▶ **Stated exercise**: Write out the records beneath this line exactly as they appear, minus any images.

▶ **Extracted records**:

## Begin

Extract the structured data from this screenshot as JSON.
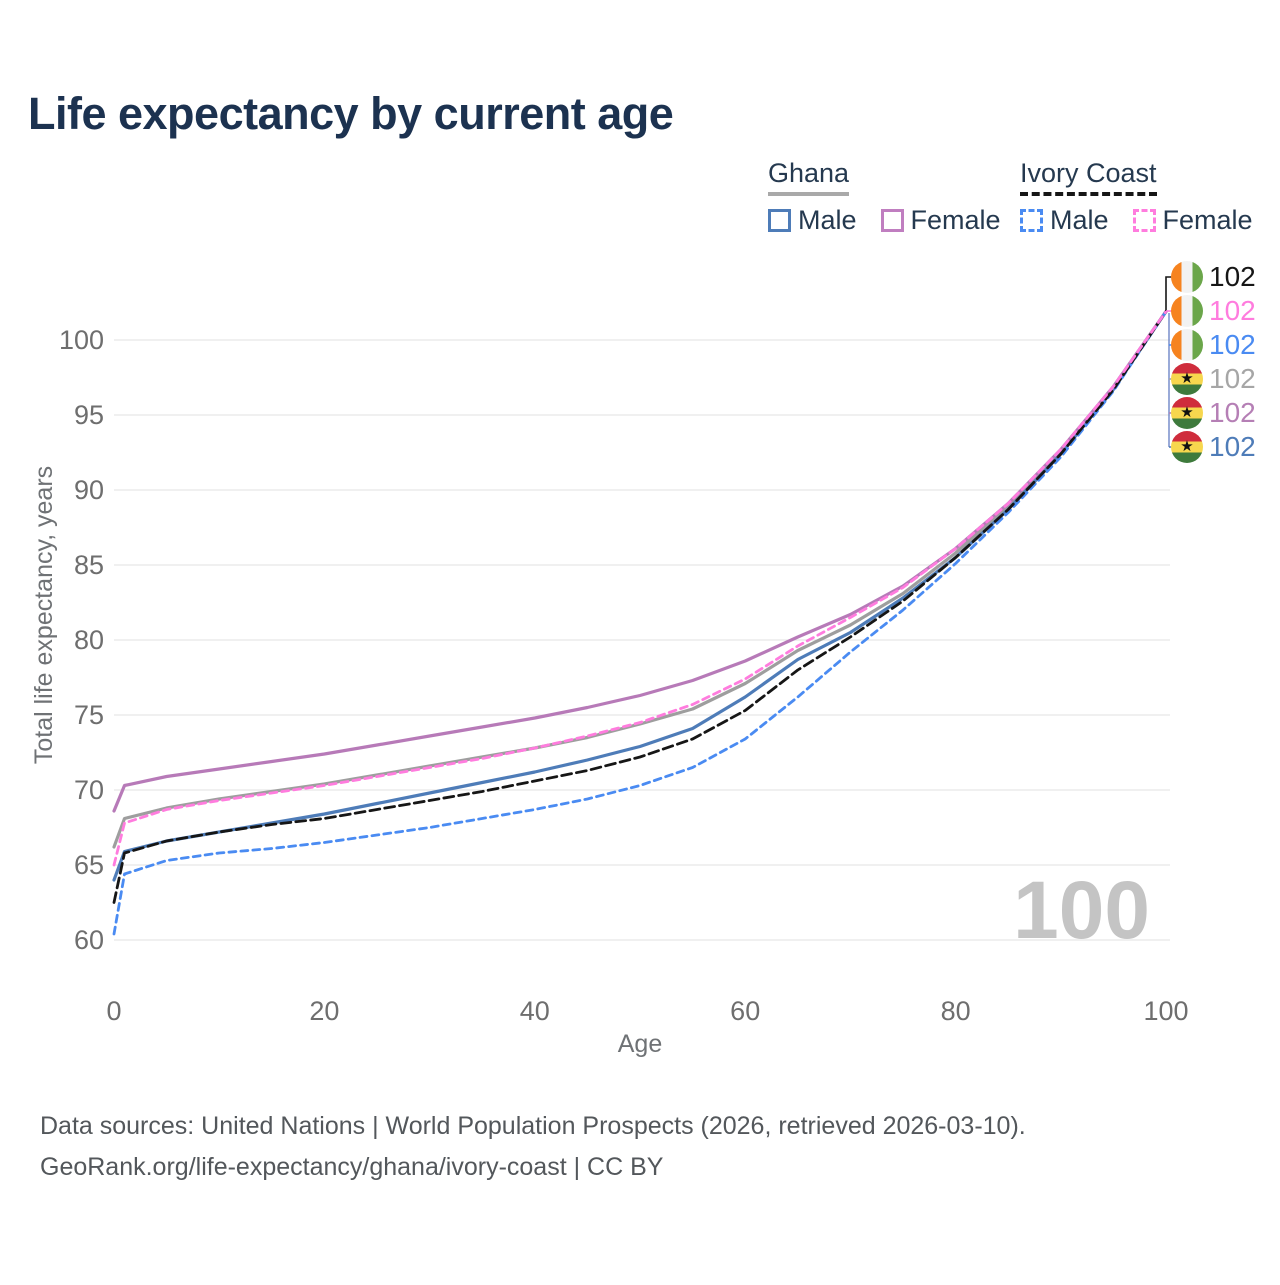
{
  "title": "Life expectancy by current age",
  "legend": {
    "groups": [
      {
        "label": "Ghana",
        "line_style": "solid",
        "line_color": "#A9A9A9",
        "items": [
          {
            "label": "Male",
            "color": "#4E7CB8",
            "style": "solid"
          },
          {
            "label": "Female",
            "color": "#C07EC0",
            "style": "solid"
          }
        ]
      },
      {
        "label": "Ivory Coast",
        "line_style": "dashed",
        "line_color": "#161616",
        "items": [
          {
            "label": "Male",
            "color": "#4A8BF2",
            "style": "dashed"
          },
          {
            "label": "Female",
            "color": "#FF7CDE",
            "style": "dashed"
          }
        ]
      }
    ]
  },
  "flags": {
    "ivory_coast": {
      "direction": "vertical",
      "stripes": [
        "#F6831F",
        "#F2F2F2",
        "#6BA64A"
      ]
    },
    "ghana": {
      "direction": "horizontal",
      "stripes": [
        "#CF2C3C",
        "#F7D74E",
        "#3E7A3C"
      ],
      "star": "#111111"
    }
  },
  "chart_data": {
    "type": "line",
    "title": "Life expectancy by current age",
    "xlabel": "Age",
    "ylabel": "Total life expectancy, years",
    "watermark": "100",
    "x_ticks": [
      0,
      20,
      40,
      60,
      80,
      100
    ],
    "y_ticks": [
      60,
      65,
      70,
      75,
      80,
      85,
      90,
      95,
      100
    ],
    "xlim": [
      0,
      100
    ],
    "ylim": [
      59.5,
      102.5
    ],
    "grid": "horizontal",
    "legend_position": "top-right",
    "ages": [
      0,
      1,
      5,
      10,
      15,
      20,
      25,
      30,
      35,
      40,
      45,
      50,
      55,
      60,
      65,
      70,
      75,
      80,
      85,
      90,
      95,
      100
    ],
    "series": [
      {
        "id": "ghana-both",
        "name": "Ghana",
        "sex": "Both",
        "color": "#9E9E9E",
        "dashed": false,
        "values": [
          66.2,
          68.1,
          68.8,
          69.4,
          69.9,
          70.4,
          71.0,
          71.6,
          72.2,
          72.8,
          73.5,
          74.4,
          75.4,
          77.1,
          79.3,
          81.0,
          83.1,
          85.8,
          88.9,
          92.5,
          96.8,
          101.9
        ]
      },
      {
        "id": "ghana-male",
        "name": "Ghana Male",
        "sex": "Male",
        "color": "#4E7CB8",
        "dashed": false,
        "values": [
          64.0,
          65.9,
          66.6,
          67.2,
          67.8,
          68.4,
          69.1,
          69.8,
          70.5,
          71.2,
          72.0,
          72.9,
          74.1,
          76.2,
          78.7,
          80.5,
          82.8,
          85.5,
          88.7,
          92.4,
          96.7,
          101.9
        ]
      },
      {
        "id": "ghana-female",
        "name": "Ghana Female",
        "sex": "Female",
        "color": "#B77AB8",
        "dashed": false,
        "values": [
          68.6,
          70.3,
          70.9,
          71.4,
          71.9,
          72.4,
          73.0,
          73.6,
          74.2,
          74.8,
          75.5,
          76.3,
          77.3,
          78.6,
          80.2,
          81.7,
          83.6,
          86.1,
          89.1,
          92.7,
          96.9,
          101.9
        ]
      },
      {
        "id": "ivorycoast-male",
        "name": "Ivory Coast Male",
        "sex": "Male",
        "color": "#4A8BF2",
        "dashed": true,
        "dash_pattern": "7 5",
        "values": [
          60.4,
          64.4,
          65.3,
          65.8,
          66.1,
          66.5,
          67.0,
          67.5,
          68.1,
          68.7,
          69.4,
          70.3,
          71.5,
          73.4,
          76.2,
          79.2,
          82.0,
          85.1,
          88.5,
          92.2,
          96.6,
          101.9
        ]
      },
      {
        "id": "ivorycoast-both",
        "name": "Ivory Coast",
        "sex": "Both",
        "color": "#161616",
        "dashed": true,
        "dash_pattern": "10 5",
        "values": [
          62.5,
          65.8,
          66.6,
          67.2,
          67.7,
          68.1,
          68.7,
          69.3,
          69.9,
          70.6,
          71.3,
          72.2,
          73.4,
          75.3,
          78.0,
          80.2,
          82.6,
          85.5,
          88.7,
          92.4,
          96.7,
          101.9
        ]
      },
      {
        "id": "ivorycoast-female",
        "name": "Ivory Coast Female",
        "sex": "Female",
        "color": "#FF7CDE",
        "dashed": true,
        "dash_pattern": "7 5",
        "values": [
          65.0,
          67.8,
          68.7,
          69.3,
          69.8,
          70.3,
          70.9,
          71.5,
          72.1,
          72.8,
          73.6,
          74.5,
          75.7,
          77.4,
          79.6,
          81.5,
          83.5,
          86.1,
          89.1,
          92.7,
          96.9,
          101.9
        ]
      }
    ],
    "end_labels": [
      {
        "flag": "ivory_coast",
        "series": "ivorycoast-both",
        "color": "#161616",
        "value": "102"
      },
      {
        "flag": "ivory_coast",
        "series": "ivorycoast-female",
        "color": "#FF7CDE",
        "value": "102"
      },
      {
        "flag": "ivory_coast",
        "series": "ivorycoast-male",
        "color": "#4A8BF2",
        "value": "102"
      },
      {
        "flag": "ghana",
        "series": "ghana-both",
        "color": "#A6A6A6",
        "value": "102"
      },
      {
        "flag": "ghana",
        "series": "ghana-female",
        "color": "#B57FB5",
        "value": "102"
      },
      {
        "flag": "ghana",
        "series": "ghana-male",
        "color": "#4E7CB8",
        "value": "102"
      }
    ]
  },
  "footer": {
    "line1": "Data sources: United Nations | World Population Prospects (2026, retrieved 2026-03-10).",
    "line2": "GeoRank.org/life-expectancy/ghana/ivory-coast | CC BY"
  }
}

## End

▶ **Expected output**:
Extract the structured data from this screenshot as JSON.
{
  "title": "Life expectancy by current age",
  "legend": {
    "groups": [
      {
        "label": "Ghana",
        "line_style": "solid",
        "line_color": "#A9A9A9",
        "items": [
          {
            "label": "Male",
            "color": "#4E7CB8",
            "style": "solid"
          },
          {
            "label": "Female",
            "color": "#C07EC0",
            "style": "solid"
          }
        ]
      },
      {
        "label": "Ivory Coast",
        "line_style": "dashed",
        "line_color": "#161616",
        "items": [
          {
            "label": "Male",
            "color": "#4A8BF2",
            "style": "dashed"
          },
          {
            "label": "Female",
            "color": "#FF7CDE",
            "style": "dashed"
          }
        ]
      }
    ]
  },
  "flags": {
    "ivory_coast": {
      "direction": "vertical",
      "stripes": [
        "#F6831F",
        "#F2F2F2",
        "#6BA64A"
      ]
    },
    "ghana": {
      "direction": "horizontal",
      "stripes": [
        "#CF2C3C",
        "#F7D74E",
        "#3E7A3C"
      ],
      "star": "#111111"
    }
  },
  "chart_data": {
    "type": "line",
    "title": "Life expectancy by current age",
    "xlabel": "Age",
    "ylabel": "Total life expectancy, years",
    "watermark": "100",
    "x_ticks": [
      0,
      20,
      40,
      60,
      80,
      100
    ],
    "y_ticks": [
      60,
      65,
      70,
      75,
      80,
      85,
      90,
      95,
      100
    ],
    "xlim": [
      0,
      100
    ],
    "ylim": [
      59.5,
      102.5
    ],
    "grid": "horizontal",
    "legend_position": "top-right",
    "ages": [
      0,
      1,
      5,
      10,
      15,
      20,
      25,
      30,
      35,
      40,
      45,
      50,
      55,
      60,
      65,
      70,
      75,
      80,
      85,
      90,
      95,
      100
    ],
    "series": [
      {
        "id": "ghana-both",
        "name": "Ghana",
        "sex": "Both",
        "color": "#9E9E9E",
        "dashed": false,
        "values": [
          66.2,
          68.1,
          68.8,
          69.4,
          69.9,
          70.4,
          71.0,
          71.6,
          72.2,
          72.8,
          73.5,
          74.4,
          75.4,
          77.1,
          79.3,
          81.0,
          83.1,
          85.8,
          88.9,
          92.5,
          96.8,
          101.9
        ]
      },
      {
        "id": "ghana-male",
        "name": "Ghana Male",
        "sex": "Male",
        "color": "#4E7CB8",
        "dashed": false,
        "values": [
          64.0,
          65.9,
          66.6,
          67.2,
          67.8,
          68.4,
          69.1,
          69.8,
          70.5,
          71.2,
          72.0,
          72.9,
          74.1,
          76.2,
          78.7,
          80.5,
          82.8,
          85.5,
          88.7,
          92.4,
          96.7,
          101.9
        ]
      },
      {
        "id": "ghana-female",
        "name": "Ghana Female",
        "sex": "Female",
        "color": "#B77AB8",
        "dashed": false,
        "values": [
          68.6,
          70.3,
          70.9,
          71.4,
          71.9,
          72.4,
          73.0,
          73.6,
          74.2,
          74.8,
          75.5,
          76.3,
          77.3,
          78.6,
          80.2,
          81.7,
          83.6,
          86.1,
          89.1,
          92.7,
          96.9,
          101.9
        ]
      },
      {
        "id": "ivorycoast-male",
        "name": "Ivory Coast Male",
        "sex": "Male",
        "color": "#4A8BF2",
        "dashed": true,
        "dash_pattern": "7 5",
        "values": [
          60.4,
          64.4,
          65.3,
          65.8,
          66.1,
          66.5,
          67.0,
          67.5,
          68.1,
          68.7,
          69.4,
          70.3,
          71.5,
          73.4,
          76.2,
          79.2,
          82.0,
          85.1,
          88.5,
          92.2,
          96.6,
          101.9
        ]
      },
      {
        "id": "ivorycoast-both",
        "name": "Ivory Coast",
        "sex": "Both",
        "color": "#161616",
        "dashed": true,
        "dash_pattern": "10 5",
        "values": [
          62.5,
          65.8,
          66.6,
          67.2,
          67.7,
          68.1,
          68.7,
          69.3,
          69.9,
          70.6,
          71.3,
          72.2,
          73.4,
          75.3,
          78.0,
          80.2,
          82.6,
          85.5,
          88.7,
          92.4,
          96.7,
          101.9
        ]
      },
      {
        "id": "ivorycoast-female",
        "name": "Ivory Coast Female",
        "sex": "Female",
        "color": "#FF7CDE",
        "dashed": true,
        "dash_pattern": "7 5",
        "values": [
          65.0,
          67.8,
          68.7,
          69.3,
          69.8,
          70.3,
          70.9,
          71.5,
          72.1,
          72.8,
          73.6,
          74.5,
          75.7,
          77.4,
          79.6,
          81.5,
          83.5,
          86.1,
          89.1,
          92.7,
          96.9,
          101.9
        ]
      }
    ],
    "end_labels": [
      {
        "flag": "ivory_coast",
        "series": "ivorycoast-both",
        "color": "#161616",
        "value": "102"
      },
      {
        "flag": "ivory_coast",
        "series": "ivorycoast-female",
        "color": "#FF7CDE",
        "value": "102"
      },
      {
        "flag": "ivory_coast",
        "series": "ivorycoast-male",
        "color": "#4A8BF2",
        "value": "102"
      },
      {
        "flag": "ghana",
        "series": "ghana-both",
        "color": "#A6A6A6",
        "value": "102"
      },
      {
        "flag": "ghana",
        "series": "ghana-female",
        "color": "#B57FB5",
        "value": "102"
      },
      {
        "flag": "ghana",
        "series": "ghana-male",
        "color": "#4E7CB8",
        "value": "102"
      }
    ]
  },
  "footer": {
    "line1": "Data sources: United Nations | World Population Prospects (2026, retrieved 2026-03-10).",
    "line2": "GeoRank.org/life-expectancy/ghana/ivory-coast | CC BY"
  }
}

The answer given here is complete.